(Dataset records)
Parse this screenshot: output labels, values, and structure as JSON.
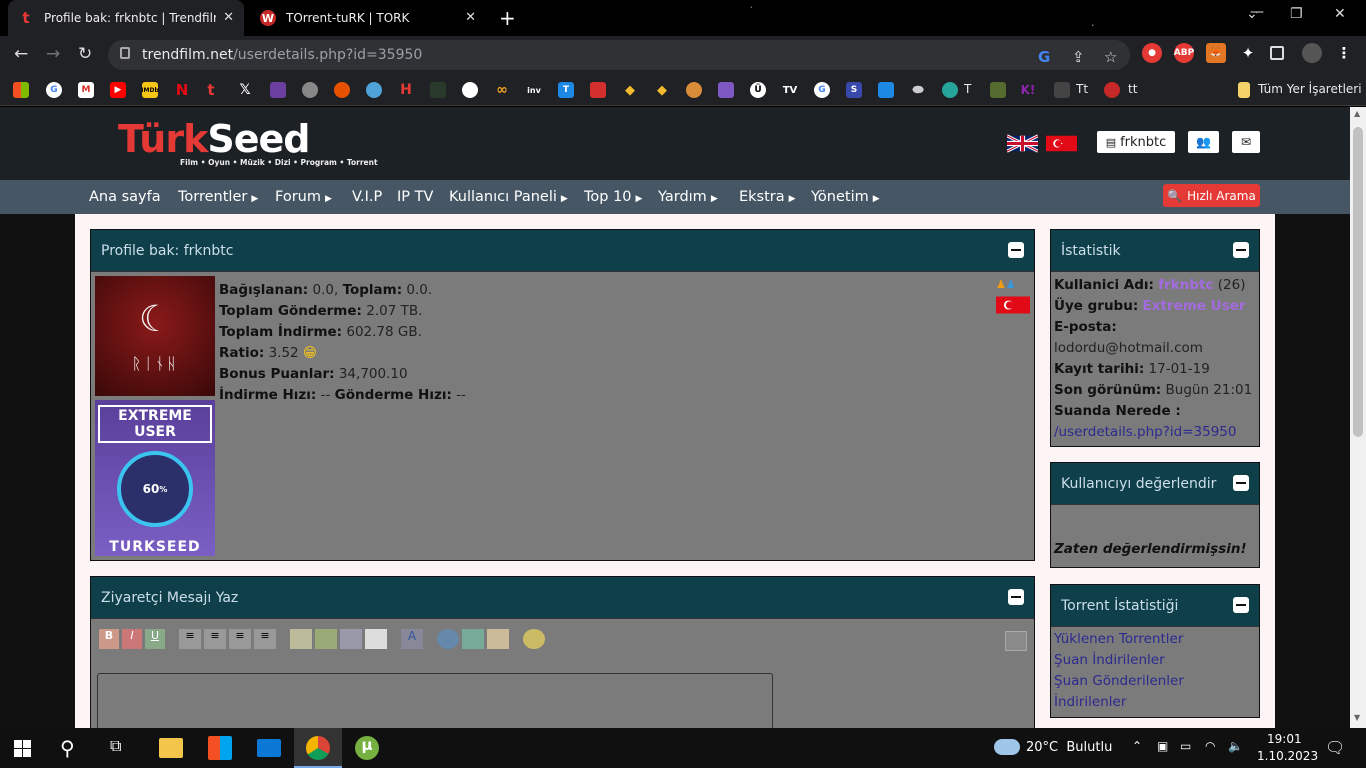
{
  "browser": {
    "tabs": [
      {
        "title": "Profile bak: frknbtc | Trendfilm.net",
        "active": true
      },
      {
        "title": "TOrrent-tuRK | TORK",
        "active": false
      }
    ],
    "address": {
      "host": "trendfilm.net",
      "path": "/userdetails.php?id=35950"
    },
    "bookmarks_folder": "Tüm Yer İşaretleri",
    "bookmark_labels": [
      "T",
      "Tt",
      "tt"
    ],
    "extensions": {
      "abp": "ABP"
    }
  },
  "site": {
    "logo": {
      "part1": "Türk",
      "part2": "Seed",
      "tagline": "Film • Oyun • Müzik • Dizi • Program • Torrent"
    },
    "user_button": "frknbtc",
    "menu": [
      {
        "label": "Ana sayfa",
        "caret": false
      },
      {
        "label": "Torrentler",
        "caret": true
      },
      {
        "label": "Forum",
        "caret": true
      },
      {
        "label": "V.I.P",
        "caret": false
      },
      {
        "label": "IP TV",
        "caret": false
      },
      {
        "label": "Kullanıcı Paneli",
        "caret": true
      },
      {
        "label": "Top 10",
        "caret": true
      },
      {
        "label": "Yardım",
        "caret": true
      },
      {
        "label": "Ekstra",
        "caret": true
      },
      {
        "label": "Yönetim",
        "caret": true
      }
    ],
    "quick_search": "Hızlı Arama"
  },
  "profile_panel": {
    "title": "Profile bak: frknbtc",
    "avatar_text": "ᚱᛁᚾᚺ",
    "badge": {
      "line1": "EXTREME",
      "line2": "USER",
      "percent": "60",
      "brand": "TURKSEED"
    },
    "stats": {
      "donated_label": "Bağışlanan:",
      "donated": "0.0,",
      "total_label": "Toplam:",
      "total": "0.0.",
      "upload_label": "Toplam Gönderme:",
      "upload": "2.07 TB.",
      "download_label": "Toplam İndirme:",
      "download": "602.78 GB.",
      "ratio_label": "Ratio:",
      "ratio": "3.52",
      "bonus_label": "Bonus Puanlar:",
      "bonus": "34,700.10",
      "dl_speed_label": "İndirme Hızı:",
      "dl_speed": "--",
      "ul_speed_label": "Gönderme Hızı:",
      "ul_speed": "--"
    }
  },
  "visitor_panel": {
    "title": "Ziyaretçi Mesajı Yaz"
  },
  "stats_panel": {
    "title": "İstatistik",
    "username_label": "Kullanici Adı:",
    "username": "frknbtc",
    "age": "(26)",
    "group_label": "Üye grubu:",
    "group": "Extreme User",
    "email_label": "E-posta:",
    "email": "lodordu@hotmail.com",
    "reg_label": "Kayıt tarihi:",
    "reg": "17-01-19",
    "seen_label": "Son görünüm:",
    "seen": "Bugün 21:01",
    "where_label": "Suanda Nerede :",
    "where": "/userdetails.php?id=35950"
  },
  "rate_panel": {
    "title": "Kullanıcıyı değerlendir",
    "message": "Zaten değerlendirmişsin!"
  },
  "torrent_panel": {
    "title": "Torrent İstatistiği",
    "links": [
      "Yüklenen Torrentler",
      "Şuan İndirilenler",
      "Şuan Gönderilenler",
      "İndirilenler"
    ]
  },
  "taskbar": {
    "weather": "20°C  Bulutlu",
    "time": "19:01",
    "date": "1.10.2023"
  }
}
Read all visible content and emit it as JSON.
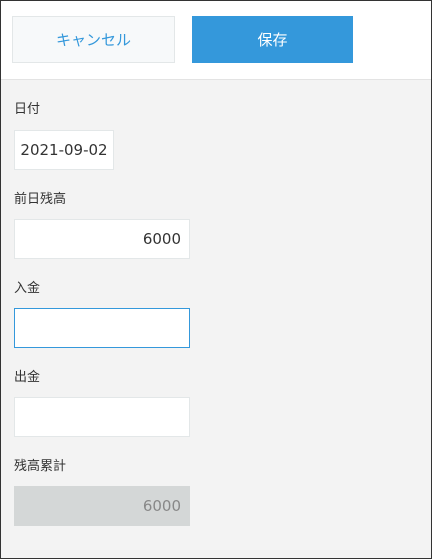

Exercise details =>
Without the pictures, print the whole listing exactly as given.

Response for this exercise =>
Parse this screenshot: output labels, values, and structure as JSON.
{
  "browser": {
    "tabs": [
      {
        "title": "Profile bak: frknbtc | Trendfilm.net",
        "active": true
      },
      {
        "title": "TOrrent-tuRK | TORK",
        "active": false
      }
    ],
    "address": {
      "host": "trendfilm.net",
      "path": "/userdetails.php?id=35950"
    },
    "bookmarks_folder": "Tüm Yer İşaretleri",
    "bookmark_labels": [
      "T",
      "Tt",
      "tt"
    ],
    "extensions": {
      "abp": "ABP"
    }
  },
  "site": {
    "logo": {
      "part1": "Türk",
      "part2": "Seed",
      "tagline": "Film • Oyun • Müzik • Dizi • Program • Torrent"
    },
    "user_button": "frknbtc",
    "menu": [
      {
        "label": "Ana sayfa",
        "caret": false
      },
      {
        "label": "Torrentler",
        "caret": true
      },
      {
        "label": "Forum",
        "caret": true
      },
      {
        "label": "V.I.P",
        "caret": false
      },
      {
        "label": "IP TV",
        "caret": false
      },
      {
        "label": "Kullanıcı Paneli",
        "caret": true
      },
      {
        "label": "Top 10",
        "caret": true
      },
      {
        "label": "Yardım",
        "caret": true
      },
      {
        "label": "Ekstra",
        "caret": true
      },
      {
        "label": "Yönetim",
        "caret": true
      }
    ],
    "quick_search": "Hızlı Arama"
  },
  "profile_panel": {
    "title": "Profile bak: frknbtc",
    "avatar_text": "ᚱᛁᚾᚺ",
    "badge": {
      "line1": "EXTREME",
      "line2": "USER",
      "percent": "60",
      "brand": "TURKSEED"
    },
    "stats": {
      "donated_label": "Bağışlanan:",
      "donated": "0.0,",
      "total_label": "Toplam:",
      "total": "0.0.",
      "upload_label": "Toplam Gönderme:",
      "upload": "2.07 TB.",
      "download_label": "Toplam İndirme:",
      "download": "602.78 GB.",
      "ratio_label": "Ratio:",
      "ratio": "3.52",
      "bonus_label": "Bonus Puanlar:",
      "bonus": "34,700.10",
      "dl_speed_label": "İndirme Hızı:",
      "dl_speed": "--",
      "ul_speed_label": "Gönderme Hızı:",
      "ul_speed": "--"
    }
  },
  "visitor_panel": {
    "title": "Ziyaretçi Mesajı Yaz"
  },
  "stats_panel": {
    "title": "İstatistik",
    "username_label": "Kullanici Adı:",
    "username": "frknbtc",
    "age": "(26)",
    "group_label": "Üye grubu:",
    "group": "Extreme User",
    "email_label": "E-posta:",
    "email": "lodordu@hotmail.com",
    "reg_label": "Kayıt tarihi:",
    "reg": "17-01-19",
    "seen_label": "Son görünüm:",
    "seen": "Bugün 21:01",
    "where_label": "Suanda Nerede :",
    "where": "/userdetails.php?id=35950"
  },
  "rate_panel": {
    "title": "Kullanıcıyı değerlendir",
    "message": "Zaten değerlendirmişsin!"
  },
  "torrent_panel": {
    "title": "Torrent İstatistiği",
    "links": [
      "Yüklenen Torrentler",
      "Şuan İndirilenler",
      "Şuan Gönderilenler",
      "İndirilenler"
    ]
  },
  "taskbar": {
    "weather": "20°C  Bulutlu",
    "time": "19:01",
    "date": "1.10.2023"
  }
}
Read all visible content and emit it as JSON.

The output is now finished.